EXERCISE TASKS:
- 1) What estimated prevalence does the syringomyelia text give?
- 2) Pick up the syringomyelia text after its last sentence and keep writing.

-- EXCERPTED TEXT follows --

Syringomyelia

Syringomyelia is characterised by cerebrospinal fluid (CSF)-filled cavities (syrinx) inside the spinal cord, either as a result of a known cause (secondary syringomyelia, SS) or, more rarely, due to an unknown cause (primary syringomyelia, PS).

Epidemiology

Estimated prevalence is 8.4/100 000. Cases of autosomal recessive familial syringomyelia have been reported with an estimated incidence of 2% of all syringomyelia cases.

Clinical description

Although syringomyelia can lead to disruption of neural connections in the spinal cord and to neurological damage, 50% of patients (when all types of syrinxes are considered) will experience no or only mild disability. In symptomatic patients, onset is usually marked by pain and sensory disturbances, varying from complete absence of sensation, pins and needles or temperature sensing alterations, to increased sensation to stimuli. Although there are no clear clinical clues at neurological examination, a `cape-like' sensory dissociation (loss of the ability to distinguish between hot and cold with intact light-touch sensation in the upper limbs and torso), as well as reduced upper limb reflexes, are quite specific initial findings when present. Motor symptoms usually range from varying degrees of weakness to spasticity and loss of autonomy. Alterations in bladder and sexual function may also be present.

Etiology

The aetiology of PS is unknown. SS results from direct cord damage or obstruction of CSF flow in the spinal canal due to several conditions: Chiari malformation type I (CMI) with or without scoliosis, basilar invagination, neurulation defects, postinfective/posttraumatic arachnoiditis, posttraumatic spinal canal compression, postischemic/posttraumatic myelomalacia or the presence of a syrinx cavity adjacent to an intraspinal tumour.

-- EXCERPTED TEXT concluded --
-- DATASET ENTRIES follows --

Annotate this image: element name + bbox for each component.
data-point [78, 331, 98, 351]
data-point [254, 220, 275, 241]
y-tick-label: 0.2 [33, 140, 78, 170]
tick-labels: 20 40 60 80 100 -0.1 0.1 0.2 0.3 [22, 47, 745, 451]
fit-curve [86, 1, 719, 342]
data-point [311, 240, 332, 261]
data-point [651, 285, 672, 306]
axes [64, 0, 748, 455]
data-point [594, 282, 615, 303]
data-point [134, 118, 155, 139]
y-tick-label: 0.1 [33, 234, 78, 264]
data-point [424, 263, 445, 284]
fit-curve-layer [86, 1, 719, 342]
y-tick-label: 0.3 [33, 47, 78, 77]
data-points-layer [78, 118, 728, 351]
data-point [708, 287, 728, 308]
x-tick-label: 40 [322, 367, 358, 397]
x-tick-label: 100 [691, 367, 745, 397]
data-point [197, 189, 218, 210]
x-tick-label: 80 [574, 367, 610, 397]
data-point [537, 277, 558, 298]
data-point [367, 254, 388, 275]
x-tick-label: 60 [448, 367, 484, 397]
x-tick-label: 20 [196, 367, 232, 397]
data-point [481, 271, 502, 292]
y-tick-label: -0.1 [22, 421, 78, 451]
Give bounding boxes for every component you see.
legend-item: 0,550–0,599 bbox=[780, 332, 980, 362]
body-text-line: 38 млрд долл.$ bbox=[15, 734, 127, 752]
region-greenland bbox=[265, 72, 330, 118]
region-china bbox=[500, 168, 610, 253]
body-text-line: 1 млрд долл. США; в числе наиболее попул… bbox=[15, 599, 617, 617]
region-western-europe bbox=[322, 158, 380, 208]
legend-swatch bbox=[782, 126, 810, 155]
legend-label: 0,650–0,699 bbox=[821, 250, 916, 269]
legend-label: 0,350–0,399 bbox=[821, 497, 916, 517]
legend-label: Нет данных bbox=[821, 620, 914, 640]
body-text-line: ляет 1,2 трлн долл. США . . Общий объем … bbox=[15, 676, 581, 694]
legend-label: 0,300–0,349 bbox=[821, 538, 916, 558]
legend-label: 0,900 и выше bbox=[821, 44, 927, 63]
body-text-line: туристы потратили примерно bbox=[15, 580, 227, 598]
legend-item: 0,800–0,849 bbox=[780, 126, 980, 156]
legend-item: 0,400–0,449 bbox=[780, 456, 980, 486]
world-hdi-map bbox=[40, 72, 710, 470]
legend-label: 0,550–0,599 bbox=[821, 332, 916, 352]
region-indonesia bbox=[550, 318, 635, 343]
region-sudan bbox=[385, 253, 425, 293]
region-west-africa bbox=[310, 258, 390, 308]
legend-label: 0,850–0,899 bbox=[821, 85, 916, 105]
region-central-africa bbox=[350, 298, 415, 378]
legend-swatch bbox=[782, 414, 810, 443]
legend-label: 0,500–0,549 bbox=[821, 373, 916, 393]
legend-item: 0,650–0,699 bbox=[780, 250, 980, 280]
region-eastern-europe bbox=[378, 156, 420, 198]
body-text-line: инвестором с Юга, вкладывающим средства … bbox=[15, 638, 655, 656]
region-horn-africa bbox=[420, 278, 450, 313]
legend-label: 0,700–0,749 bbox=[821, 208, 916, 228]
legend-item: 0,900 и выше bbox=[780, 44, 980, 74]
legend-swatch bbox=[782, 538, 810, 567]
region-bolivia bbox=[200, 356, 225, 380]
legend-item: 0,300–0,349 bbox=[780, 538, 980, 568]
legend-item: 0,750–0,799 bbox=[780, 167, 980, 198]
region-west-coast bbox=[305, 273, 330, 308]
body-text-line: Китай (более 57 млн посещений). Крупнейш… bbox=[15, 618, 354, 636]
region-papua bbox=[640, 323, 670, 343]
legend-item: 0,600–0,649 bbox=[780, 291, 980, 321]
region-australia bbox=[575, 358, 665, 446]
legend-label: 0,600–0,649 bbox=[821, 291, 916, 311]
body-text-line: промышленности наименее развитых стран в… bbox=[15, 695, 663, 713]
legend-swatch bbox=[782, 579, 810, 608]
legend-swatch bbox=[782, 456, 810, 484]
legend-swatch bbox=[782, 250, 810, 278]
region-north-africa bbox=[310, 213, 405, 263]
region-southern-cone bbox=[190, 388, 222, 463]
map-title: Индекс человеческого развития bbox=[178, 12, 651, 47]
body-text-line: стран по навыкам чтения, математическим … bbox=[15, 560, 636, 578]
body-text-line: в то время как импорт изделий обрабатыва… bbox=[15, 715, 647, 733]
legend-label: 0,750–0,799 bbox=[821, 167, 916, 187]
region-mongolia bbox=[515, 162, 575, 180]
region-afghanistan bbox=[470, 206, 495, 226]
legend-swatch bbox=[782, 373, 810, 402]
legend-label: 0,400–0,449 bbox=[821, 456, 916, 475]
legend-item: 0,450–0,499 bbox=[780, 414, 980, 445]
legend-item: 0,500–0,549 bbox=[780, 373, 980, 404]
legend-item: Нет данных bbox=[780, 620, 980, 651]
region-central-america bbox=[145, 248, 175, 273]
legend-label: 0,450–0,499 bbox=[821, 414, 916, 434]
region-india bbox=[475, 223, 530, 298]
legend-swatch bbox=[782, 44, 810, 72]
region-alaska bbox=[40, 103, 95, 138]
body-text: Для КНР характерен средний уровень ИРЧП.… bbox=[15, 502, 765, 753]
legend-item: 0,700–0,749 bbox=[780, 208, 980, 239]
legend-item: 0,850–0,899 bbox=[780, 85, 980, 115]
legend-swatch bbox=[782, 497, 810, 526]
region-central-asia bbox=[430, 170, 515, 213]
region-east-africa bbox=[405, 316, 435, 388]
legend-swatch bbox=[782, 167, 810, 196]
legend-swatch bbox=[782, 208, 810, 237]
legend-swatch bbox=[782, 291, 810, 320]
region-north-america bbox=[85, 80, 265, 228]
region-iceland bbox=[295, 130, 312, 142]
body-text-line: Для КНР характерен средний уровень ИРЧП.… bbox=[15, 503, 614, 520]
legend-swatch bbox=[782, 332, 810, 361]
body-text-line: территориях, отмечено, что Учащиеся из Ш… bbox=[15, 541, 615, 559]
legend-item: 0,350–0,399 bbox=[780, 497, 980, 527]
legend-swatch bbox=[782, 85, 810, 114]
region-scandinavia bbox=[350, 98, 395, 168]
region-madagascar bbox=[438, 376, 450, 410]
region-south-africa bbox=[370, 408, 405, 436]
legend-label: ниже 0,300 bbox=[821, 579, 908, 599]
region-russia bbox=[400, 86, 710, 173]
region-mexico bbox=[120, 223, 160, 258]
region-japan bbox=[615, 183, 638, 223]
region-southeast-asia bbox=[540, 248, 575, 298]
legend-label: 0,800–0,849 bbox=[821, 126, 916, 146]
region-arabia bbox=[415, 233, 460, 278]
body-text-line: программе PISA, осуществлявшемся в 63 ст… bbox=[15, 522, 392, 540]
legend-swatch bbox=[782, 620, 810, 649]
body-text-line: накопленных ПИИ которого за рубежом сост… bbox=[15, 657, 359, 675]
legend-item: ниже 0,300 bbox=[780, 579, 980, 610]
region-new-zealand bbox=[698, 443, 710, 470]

-- DATASET ENTRIES concluded --

TASK-BY-TASK OUTPUTS:
- 1) 8.4/100 000.

- 2)
Diagnostic methods

Neurological examination and MRI are required for diagnosis. MRI is the gold standard and reveals a fluid filled cavity with variable degrees of vertical and horizontal extension within the spinal cord ranging from involvement of one level up to extension over the entire spinal cord. The signal characteristics on MRI are usually quite similar to those of CSF.

Management and treatment

Management consists of long-term follow up and surgery in cases of progressive neurological deterioration. The type of surgery is determined by the type and underlying cause of the syrinx. In PS, direct shunting of the syrinx in the spinal subarachnoid space, pleural or peritoneal cavity represents the only treatment modality. In SS, treatment revolves around correction of the underlying cause and is highly dependent on surgeon preference and experience.

Prognosis

PS tends to have a very benign course and well over 2/3 of the patients never develop any disability. In SS, around 50% of CMI patients with syringomyelia remain neurologically stable. In cases with progressive deterioration, surgical intervention usually prevents clinical progression. In cases of posttraumatic syringomyelia due to spinal cord compression, reconstruction of the spinal canal appears to yield similar results. Prognosis is worse for cases in which the only surgical option is direct shunting of the syrinx, as this often leads to neurological deficit and recurrence.